* [Task directions]:
Take every line where the string "işveren" appears and copy it.

####################

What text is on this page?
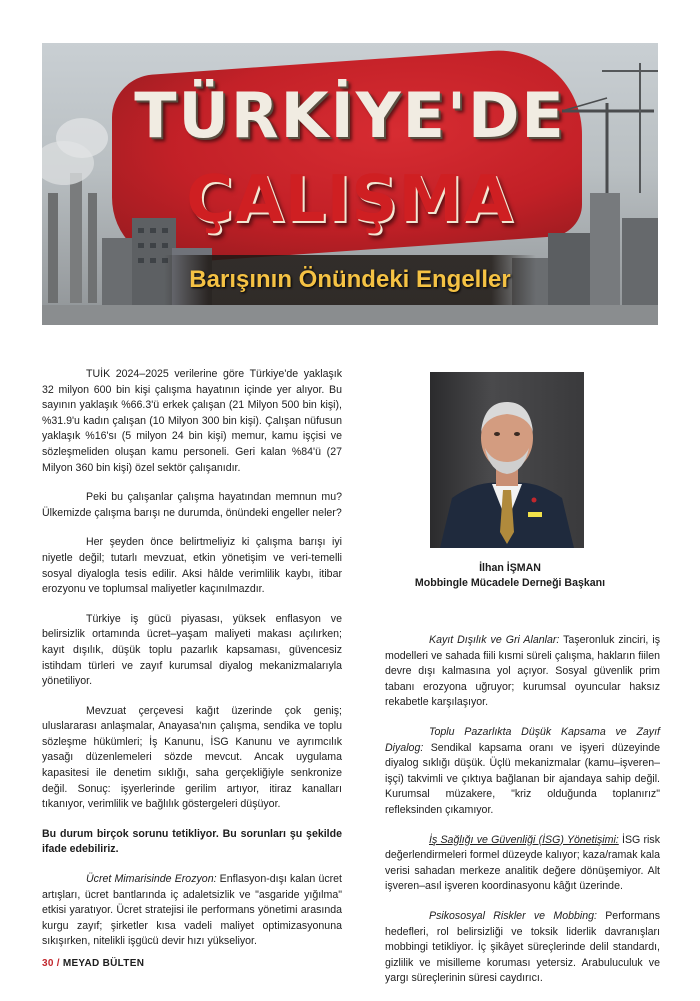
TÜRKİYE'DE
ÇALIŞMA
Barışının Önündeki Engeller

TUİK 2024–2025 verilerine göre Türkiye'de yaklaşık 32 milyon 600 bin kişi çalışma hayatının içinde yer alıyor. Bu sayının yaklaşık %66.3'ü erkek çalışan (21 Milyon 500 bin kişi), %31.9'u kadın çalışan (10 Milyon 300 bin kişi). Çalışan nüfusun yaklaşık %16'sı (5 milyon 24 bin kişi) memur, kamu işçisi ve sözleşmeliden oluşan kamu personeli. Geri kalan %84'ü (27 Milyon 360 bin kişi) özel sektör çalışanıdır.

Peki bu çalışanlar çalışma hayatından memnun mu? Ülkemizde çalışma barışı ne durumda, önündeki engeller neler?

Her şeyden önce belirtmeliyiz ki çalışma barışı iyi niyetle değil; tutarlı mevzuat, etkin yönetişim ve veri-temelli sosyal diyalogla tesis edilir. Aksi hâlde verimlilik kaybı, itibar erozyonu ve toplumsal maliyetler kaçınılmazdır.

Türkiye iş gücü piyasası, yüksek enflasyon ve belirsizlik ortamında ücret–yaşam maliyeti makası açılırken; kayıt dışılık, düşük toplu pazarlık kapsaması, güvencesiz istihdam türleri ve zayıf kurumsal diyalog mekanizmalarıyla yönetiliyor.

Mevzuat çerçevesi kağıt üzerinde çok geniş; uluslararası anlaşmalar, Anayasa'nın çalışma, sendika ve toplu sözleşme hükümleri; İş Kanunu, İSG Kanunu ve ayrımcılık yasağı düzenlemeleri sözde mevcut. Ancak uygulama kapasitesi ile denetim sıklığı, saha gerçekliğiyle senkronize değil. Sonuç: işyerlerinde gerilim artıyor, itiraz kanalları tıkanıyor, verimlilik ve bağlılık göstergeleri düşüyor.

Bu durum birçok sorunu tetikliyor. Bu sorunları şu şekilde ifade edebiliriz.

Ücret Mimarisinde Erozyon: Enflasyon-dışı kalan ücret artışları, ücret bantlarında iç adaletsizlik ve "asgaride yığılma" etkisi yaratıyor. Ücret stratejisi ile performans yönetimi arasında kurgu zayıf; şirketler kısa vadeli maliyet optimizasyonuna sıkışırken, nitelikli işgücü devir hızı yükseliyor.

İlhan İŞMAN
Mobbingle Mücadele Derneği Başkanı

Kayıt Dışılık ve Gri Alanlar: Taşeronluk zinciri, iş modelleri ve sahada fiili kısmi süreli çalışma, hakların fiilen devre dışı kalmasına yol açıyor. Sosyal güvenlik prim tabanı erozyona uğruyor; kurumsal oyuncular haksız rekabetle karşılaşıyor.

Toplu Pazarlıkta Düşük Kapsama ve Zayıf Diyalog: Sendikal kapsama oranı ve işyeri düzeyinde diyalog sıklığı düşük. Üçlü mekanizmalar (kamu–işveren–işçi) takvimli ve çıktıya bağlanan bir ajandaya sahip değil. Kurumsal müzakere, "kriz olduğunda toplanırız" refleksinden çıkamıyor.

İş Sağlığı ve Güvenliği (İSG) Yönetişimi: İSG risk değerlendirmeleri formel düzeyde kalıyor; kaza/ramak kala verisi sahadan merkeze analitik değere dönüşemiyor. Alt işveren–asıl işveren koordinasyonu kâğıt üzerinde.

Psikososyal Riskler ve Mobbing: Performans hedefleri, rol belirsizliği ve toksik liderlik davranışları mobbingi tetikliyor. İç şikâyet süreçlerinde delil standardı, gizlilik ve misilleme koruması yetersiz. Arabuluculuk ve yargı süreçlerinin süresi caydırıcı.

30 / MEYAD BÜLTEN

####################

* [Solution below]:
Toplu Pazarlıkta Düşük Kapsama ve Zayıf Diyalog: Sendikal kapsama oranı ve işyeri düzeyinde diyalog sıklığı düşük. Üçlü mekanizmalar (kamu–işveren–işçi) takvimli ve çıktıya bağlanan bir ajandaya sahip değil. Kurumsal müzakere, "kriz olduğunda toplanırız" refleksinden çıkamıyor.
İş Sağlığı ve Güvenliği (İSG) Yönetişimi: İSG risk değerlendirmeleri formel düzeyde kalıyor; kaza/ramak kala verisi sahadan merkeze analitik değere dönüşemiyor. Alt işveren–asıl işveren koordinasyonu kâğıt üzerinde.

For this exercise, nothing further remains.